(Data records)
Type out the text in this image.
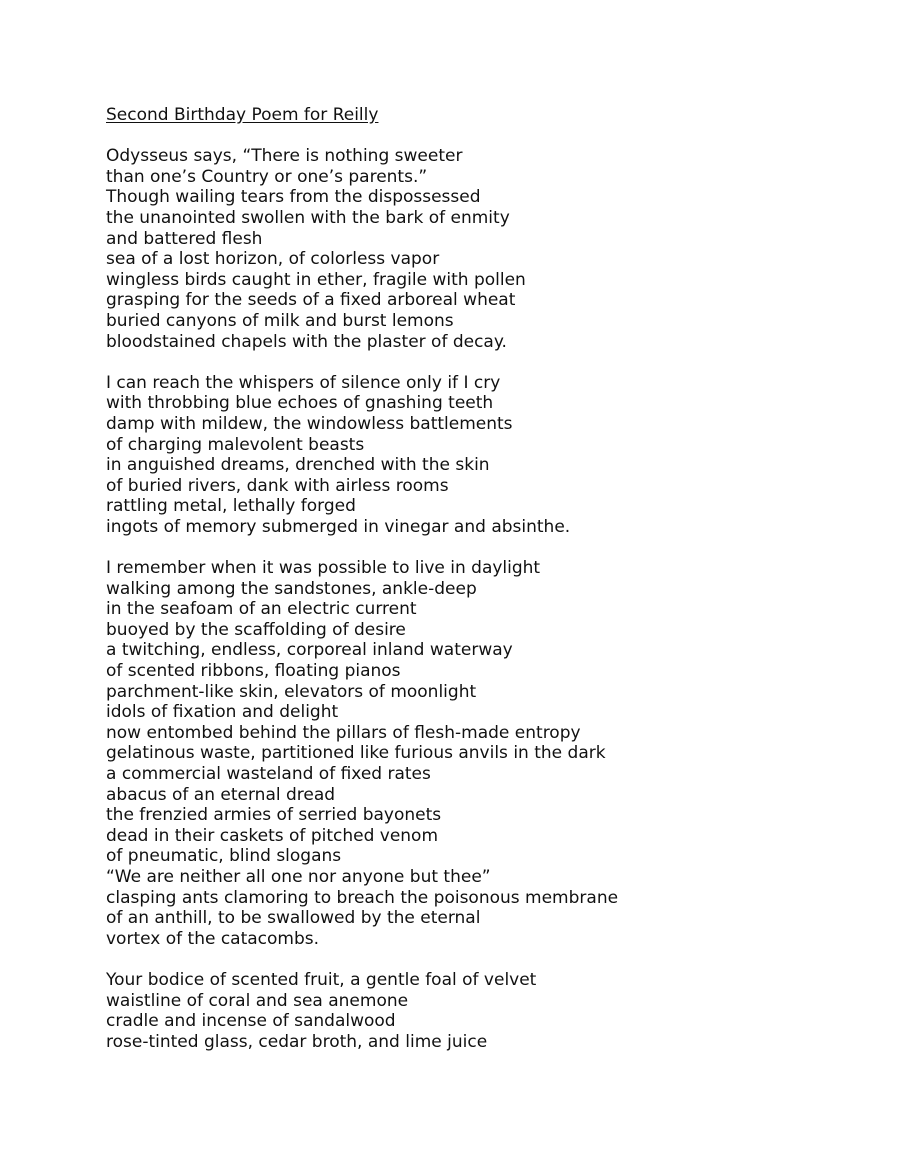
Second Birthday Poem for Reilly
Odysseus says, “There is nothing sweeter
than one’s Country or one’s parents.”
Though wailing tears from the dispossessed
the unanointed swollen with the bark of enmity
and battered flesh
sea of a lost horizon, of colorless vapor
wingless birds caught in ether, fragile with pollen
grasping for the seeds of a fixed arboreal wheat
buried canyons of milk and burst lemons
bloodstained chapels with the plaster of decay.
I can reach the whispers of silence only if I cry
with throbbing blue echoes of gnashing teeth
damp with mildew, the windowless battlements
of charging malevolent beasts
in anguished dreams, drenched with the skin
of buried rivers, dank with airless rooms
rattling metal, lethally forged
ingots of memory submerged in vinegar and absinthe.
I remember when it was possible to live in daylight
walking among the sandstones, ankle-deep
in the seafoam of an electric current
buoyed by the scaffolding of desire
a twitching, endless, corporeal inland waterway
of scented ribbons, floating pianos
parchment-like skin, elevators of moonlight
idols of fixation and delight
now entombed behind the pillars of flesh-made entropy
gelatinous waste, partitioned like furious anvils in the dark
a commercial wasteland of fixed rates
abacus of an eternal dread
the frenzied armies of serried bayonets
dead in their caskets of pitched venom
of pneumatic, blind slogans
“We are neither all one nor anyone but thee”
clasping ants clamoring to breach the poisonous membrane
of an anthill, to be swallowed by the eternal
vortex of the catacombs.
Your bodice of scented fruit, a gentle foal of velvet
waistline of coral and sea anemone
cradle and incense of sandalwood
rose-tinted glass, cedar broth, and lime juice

**WHAT YOU SHOULD DO**
Using the material above, return every line exactly as it appears, minus the pictures.

**RESPONSE FOR THIS EXERCISE**
Type out the text in this image.
Second Birthday Poem for Reilly
Odysseus says, “There is nothing sweeter
than one’s Country or one’s parents.”
Though wailing tears from the dispossessed
the unanointed swollen with the bark of enmity
and battered flesh
sea of a lost horizon, of colorless vapor
wingless birds caught in ether, fragile with pollen
grasping for the seeds of a fixed arboreal wheat
buried canyons of milk and burst lemons
bloodstained chapels with the plaster of decay.
I can reach the whispers of silence only if I cry
with throbbing blue echoes of gnashing teeth
damp with mildew, the windowless battlements
of charging malevolent beasts
in anguished dreams, drenched with the skin
of buried rivers, dank with airless rooms
rattling metal, lethally forged
ingots of memory submerged in vinegar and absinthe.
I remember when it was possible to live in daylight
walking among the sandstones, ankle-deep
in the seafoam of an electric current
buoyed by the scaffolding of desire
a twitching, endless, corporeal inland waterway
of scented ribbons, floating pianos
parchment-like skin, elevators of moonlight
idols of fixation and delight
now entombed behind the pillars of flesh-made entropy
gelatinous waste, partitioned like furious anvils in the dark
a commercial wasteland of fixed rates
abacus of an eternal dread
the frenzied armies of serried bayonets
dead in their caskets of pitched venom
of pneumatic, blind slogans
“We are neither all one nor anyone but thee”
clasping ants clamoring to breach the poisonous membrane
of an anthill, to be swallowed by the eternal
vortex of the catacombs.
Your bodice of scented fruit, a gentle foal of velvet
waistline of coral and sea anemone
cradle and incense of sandalwood
rose-tinted glass, cedar broth, and lime juice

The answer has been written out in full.